These well-known names help us remember a positive point. Writing anxiety happens to those who can write, to those “intellectually capable of the task at hand, but who nevertheless have difficulty with it” (McLeod). Difficulties are not unexpected. In From Student to Scholar Keith Hjortshoj points out, “[R]unning into trouble, getting confused, and feeling temporarily immobilized are normal writing experiences.”

That writing anxiety is both common and conquerable is comforting for us all.

What causes it?

Writing anxiety is often situational, as Hjortshoj explains in Understanding Writing Blocks. A student may feel confident crafting a letter to a newspaper editor about LGBTQ+ rights, but not a literary analysis essay. Another student might happily draft countless versions of a short story but balk at the thought of writing a research project. Someone else might prefer writing only financial analyses for economics class.

Several worries and uncertainties contribute:

  • Fear of judgment
  • Fear of not doing well
  • Fear that criticism of an essay is the same as criticism of a person’s self-worth
  • Fear from past bad memories and negative experiences with academic writing
  • Fear that a teacher will not agree with your argument
  • Concerns for grade point averages
  • Fear of being judged “arbitrarily”
  • Conflicting information on how to write
  • Pressure of feeling the first draft must be perfect
  • Misconception that every word must be edited as you work on a first draft
  • Fear of writing any essay that is less than “perfect”
  • Disorientation from not managing time and multiple projects well
  • Impatience with creating any draft past the first one
  • Feeling alone in the process

What strategies are helpful for dealing with writing anxiety?

Get support.

  • Remember that for all the ways that writing is a solitary activity, it is also about community and dialogue. Reach out for help to your campus Writing Center. Read “Why Visit Your Campus Writing Center?” (Raforth).

-------------------------

### Required tasks
1. Answer these questions from the passage on writing anxiety:
(a) In the words quoted from McLeod, which writers experience writing anxiety?
(b) In which book does Hjortshoj explain that writing anxiety is often situational?
(c) Where does the passage say to reach out for help?
2. Extend the passage on writing anxiety, starting after its last sentence.
The material that comes next is separate from the passage on writing anxiety.

-------------------------

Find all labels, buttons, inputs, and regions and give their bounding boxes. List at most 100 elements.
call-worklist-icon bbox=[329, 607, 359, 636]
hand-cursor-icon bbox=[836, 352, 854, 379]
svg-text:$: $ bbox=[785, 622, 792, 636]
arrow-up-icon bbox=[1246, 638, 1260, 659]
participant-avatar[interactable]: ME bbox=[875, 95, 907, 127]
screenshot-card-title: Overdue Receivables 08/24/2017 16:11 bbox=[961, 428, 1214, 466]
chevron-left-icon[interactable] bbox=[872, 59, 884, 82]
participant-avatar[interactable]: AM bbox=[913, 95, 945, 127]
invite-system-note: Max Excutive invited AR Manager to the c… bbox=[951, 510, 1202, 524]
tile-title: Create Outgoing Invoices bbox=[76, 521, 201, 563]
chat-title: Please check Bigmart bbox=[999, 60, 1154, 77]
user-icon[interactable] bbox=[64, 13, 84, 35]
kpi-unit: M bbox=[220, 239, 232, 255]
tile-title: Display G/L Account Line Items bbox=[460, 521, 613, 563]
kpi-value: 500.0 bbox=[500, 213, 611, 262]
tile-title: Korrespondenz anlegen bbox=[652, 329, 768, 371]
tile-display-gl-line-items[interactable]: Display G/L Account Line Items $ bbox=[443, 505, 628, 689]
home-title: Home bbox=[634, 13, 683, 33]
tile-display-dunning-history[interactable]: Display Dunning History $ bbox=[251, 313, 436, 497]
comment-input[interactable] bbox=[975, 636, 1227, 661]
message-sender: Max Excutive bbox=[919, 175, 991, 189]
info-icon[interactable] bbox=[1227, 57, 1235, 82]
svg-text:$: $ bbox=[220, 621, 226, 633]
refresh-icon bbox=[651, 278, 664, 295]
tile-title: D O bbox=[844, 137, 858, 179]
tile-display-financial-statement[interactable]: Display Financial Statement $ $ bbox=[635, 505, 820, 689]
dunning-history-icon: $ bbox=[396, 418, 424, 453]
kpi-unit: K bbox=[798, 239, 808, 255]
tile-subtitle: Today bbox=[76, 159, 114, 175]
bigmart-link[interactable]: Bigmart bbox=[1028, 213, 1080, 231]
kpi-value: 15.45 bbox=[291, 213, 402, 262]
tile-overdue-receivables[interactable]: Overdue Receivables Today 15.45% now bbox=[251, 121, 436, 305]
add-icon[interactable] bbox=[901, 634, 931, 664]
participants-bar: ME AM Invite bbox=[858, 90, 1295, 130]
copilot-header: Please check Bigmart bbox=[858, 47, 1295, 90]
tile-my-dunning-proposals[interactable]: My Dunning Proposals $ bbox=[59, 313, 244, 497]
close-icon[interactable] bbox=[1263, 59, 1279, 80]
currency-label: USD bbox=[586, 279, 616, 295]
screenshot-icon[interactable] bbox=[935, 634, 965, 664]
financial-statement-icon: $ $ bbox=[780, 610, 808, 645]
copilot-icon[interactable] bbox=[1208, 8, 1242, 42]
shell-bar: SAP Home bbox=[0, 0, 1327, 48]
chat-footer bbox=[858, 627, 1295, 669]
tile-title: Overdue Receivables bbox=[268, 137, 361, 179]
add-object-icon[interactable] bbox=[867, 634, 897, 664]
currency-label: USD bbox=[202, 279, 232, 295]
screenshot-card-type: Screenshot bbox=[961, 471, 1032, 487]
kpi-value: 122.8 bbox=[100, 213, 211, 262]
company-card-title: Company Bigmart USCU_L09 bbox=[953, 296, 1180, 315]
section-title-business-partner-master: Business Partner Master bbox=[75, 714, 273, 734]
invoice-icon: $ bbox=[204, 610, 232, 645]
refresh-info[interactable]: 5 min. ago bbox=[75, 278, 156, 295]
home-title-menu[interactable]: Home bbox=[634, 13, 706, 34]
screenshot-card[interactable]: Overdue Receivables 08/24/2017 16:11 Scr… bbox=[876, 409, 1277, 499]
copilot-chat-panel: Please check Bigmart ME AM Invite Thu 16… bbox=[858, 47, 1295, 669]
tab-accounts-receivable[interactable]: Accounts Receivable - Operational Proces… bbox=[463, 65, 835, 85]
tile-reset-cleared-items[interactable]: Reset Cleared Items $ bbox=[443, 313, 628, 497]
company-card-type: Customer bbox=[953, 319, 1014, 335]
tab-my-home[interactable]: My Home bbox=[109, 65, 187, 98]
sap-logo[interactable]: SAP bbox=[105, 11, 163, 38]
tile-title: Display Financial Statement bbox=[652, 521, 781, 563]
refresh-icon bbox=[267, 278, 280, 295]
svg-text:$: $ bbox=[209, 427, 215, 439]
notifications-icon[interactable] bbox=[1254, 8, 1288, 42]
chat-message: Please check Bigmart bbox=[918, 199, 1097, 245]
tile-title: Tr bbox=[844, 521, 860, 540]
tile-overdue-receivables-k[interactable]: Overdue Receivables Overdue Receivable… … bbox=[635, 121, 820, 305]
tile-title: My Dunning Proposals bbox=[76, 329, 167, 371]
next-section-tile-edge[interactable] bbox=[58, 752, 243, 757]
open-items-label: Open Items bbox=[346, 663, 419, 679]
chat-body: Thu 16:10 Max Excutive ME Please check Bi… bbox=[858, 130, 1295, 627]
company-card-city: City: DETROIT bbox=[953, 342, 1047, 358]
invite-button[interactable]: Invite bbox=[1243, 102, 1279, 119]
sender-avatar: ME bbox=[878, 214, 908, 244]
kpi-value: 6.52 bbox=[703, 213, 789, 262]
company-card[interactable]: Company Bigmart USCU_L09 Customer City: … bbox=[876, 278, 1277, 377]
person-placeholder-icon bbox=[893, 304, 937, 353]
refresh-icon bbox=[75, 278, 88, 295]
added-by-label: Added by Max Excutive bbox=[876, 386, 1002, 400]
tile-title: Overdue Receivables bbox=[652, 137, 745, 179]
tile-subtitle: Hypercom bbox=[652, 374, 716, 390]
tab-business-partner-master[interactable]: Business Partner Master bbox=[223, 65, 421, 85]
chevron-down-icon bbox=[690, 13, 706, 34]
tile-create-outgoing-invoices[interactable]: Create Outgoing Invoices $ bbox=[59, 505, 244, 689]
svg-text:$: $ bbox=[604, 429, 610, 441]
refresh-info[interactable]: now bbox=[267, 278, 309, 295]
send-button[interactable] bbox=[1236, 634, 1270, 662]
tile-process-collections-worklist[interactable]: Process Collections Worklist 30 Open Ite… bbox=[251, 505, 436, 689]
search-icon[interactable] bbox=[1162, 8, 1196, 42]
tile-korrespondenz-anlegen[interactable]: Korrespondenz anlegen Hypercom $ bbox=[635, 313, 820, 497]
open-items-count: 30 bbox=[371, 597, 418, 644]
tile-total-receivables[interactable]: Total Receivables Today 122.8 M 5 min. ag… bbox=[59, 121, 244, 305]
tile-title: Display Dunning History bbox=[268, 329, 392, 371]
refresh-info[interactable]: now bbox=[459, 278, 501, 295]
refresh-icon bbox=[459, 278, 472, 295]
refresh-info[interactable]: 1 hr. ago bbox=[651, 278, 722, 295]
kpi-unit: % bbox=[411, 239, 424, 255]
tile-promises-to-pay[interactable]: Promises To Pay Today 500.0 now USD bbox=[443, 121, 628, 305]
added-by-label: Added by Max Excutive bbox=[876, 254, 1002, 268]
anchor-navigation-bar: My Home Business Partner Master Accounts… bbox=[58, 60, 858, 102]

-------------------------

### The replies
1.
(a) Those "intellectually capable of the task at hand, but who nevertheless have difficulty with it."
(b) Understanding Writing Blocks.
(c) The campus Writing Center.

2.
  • Find a good tutor.
  • Get to know your teacher. Drop in for office hours. Make an appointment.
  • Talk to friends and family. Sound out ideas over the phone. You can hone an argument that way.
  • Find a writing buddy who encourages you throughout the semester to keep revising, who reads your work and gives you feedback, who listens to you worry, and who cheers when you’re successful.
  • Engage in peer reviews in class.
  • If the stress feels too much, go for a walk, listen to music, step out into nature (could even be a park or a green neighborhood). Then try again.
  • If the I’m-too-stressed feeling persists, find a counselor on campus, or ask your teacher to help you find a counselor to talk with.

Develop a mindset focused on the opportunity to return to and revise your work.

  • Shift your writing perspective from judgments fossilized in words like wrong, right, mistakes, and correct, to assessments like I think this paragraph is vague, but I can revise it.
  • Focus on learning and improving, not solely on the grade.
  • Shift from a descriptive thesis for book-report-type writing to a claim based on analysis of evidence (Sommers and Saltz).
  • Accept that university-level writing demands “something more” from your writing than previously expected (Sommers and Saltz).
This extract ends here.